**THE TASK:**
Repeat all the material exactly; pictures stay out of your copy.

**RECORDS FOR PROCESSING:**
______
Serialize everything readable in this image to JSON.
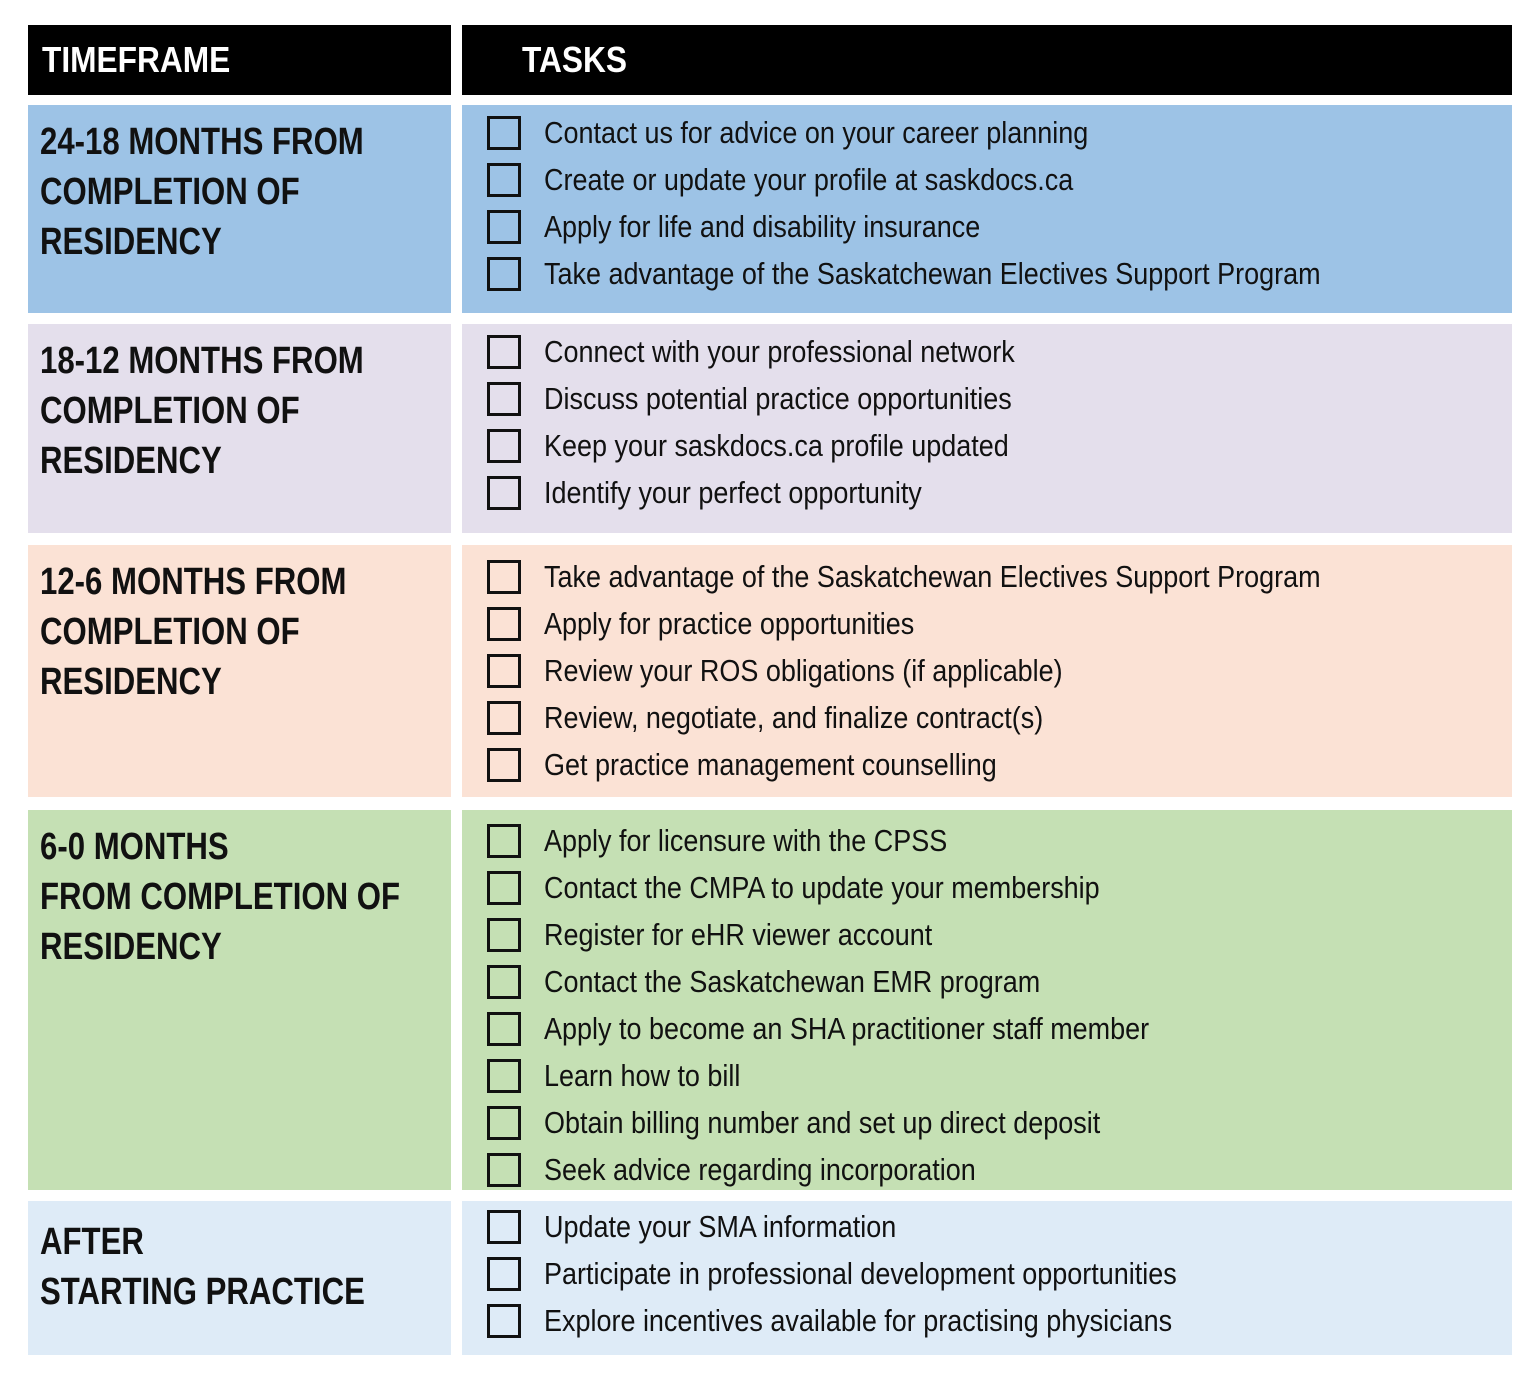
{
  "header": {
    "timeframe": "TIMEFRAME",
    "tasks": "TASKS"
  },
  "rows": [
    {
      "timeframe": [
        "24-18 MONTHS FROM",
        "COMPLETION OF",
        "RESIDENCY"
      ],
      "tasks": [
        "Contact us for advice on your career planning",
        "Create or update your profile at saskdocs.ca",
        "Apply for life and disability insurance",
        "Take advantage of the Saskatchewan Electives Support Program"
      ]
    },
    {
      "timeframe": [
        "18-12 MONTHS FROM",
        "COMPLETION OF",
        "RESIDENCY"
      ],
      "tasks": [
        "Connect with your professional network",
        "Discuss potential practice opportunities",
        "Keep your saskdocs.ca profile updated",
        "Identify your perfect opportunity"
      ]
    },
    {
      "timeframe": [
        "12-6 MONTHS FROM",
        "COMPLETION OF",
        "RESIDENCY"
      ],
      "tasks": [
        "Take advantage of the Saskatchewan Electives Support Program",
        "Apply for practice opportunities",
        "Review your ROS obligations (if applicable)",
        "Review, negotiate, and finalize contract(s)",
        "Get practice management counselling"
      ]
    },
    {
      "timeframe": [
        "6-0 MONTHS",
        "FROM COMPLETION OF",
        "RESIDENCY"
      ],
      "tasks": [
        "Apply for licensure with the CPSS",
        "Contact the CMPA to update your membership",
        "Register for eHR viewer account",
        "Contact the Saskatchewan EMR program",
        "Apply to become an SHA practitioner staff member",
        "Learn how to bill",
        "Obtain billing number and set up direct deposit",
        "Seek advice regarding incorporation"
      ]
    },
    {
      "timeframe": [
        "AFTER",
        "STARTING PRACTICE"
      ],
      "tasks": [
        "Update your SMA information",
        "Participate in professional development opportunities",
        "Explore incentives available for practising physicians"
      ]
    }
  ]
}
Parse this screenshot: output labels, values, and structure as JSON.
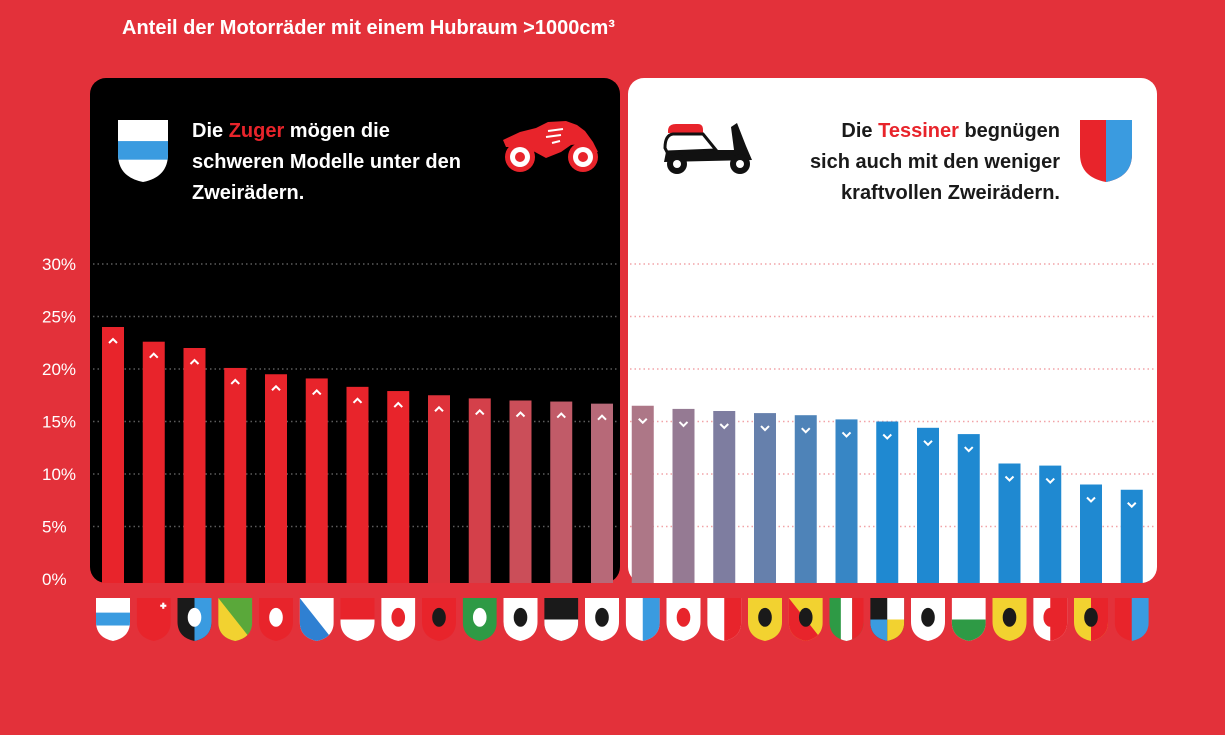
______
**THE ANSWER:**
Serialize everything readable in this image to JSON.
{
  "header": {
    "timeframe": "TIMEFRAME",
    "tasks": "TASKS"
  },
  "rows": [
    {
      "timeframe": [
        "24-18 MONTHS FROM",
        "COMPLETION OF",
        "RESIDENCY"
      ],
      "tasks": [
        "Contact us for advice on your career planning",
        "Create or update your profile at saskdocs.ca",
        "Apply for life and disability insurance",
        "Take advantage of the Saskatchewan Electives Support Program"
      ]
    },
    {
      "timeframe": [
        "18-12 MONTHS FROM",
        "COMPLETION OF",
        "RESIDENCY"
      ],
      "tasks": [
        "Connect with your professional network",
        "Discuss potential practice opportunities",
        "Keep your saskdocs.ca profile updated",
        "Identify your perfect opportunity"
      ]
    },
    {
      "timeframe": [
        "12-6 MONTHS FROM",
        "COMPLETION OF",
        "RESIDENCY"
      ],
      "tasks": [
        "Take advantage of the Saskatchewan Electives Support Program",
        "Apply for practice opportunities",
        "Review your ROS obligations (if applicable)",
        "Review, negotiate, and finalize contract(s)",
        "Get practice management counselling"
      ]
    },
    {
      "timeframe": [
        "6-0 MONTHS",
        "FROM COMPLETION OF",
        "RESIDENCY"
      ],
      "tasks": [
        "Apply for licensure with the CPSS",
        "Contact the CMPA to update your membership",
        "Register for eHR viewer account",
        "Contact the Saskatchewan EMR program",
        "Apply to become an SHA practitioner staff member",
        "Learn how to bill",
        "Obtain billing number and set up direct deposit",
        "Seek advice regarding incorporation"
      ]
    },
    {
      "timeframe": [
        "AFTER",
        "STARTING PRACTICE"
      ],
      "tasks": [
        "Update your SMA information",
        "Participate in professional development opportunities",
        "Explore incentives available for practising physicians"
      ]
    }
  ]
}
Parse this screenshot: output labels, values, and structure as JSON.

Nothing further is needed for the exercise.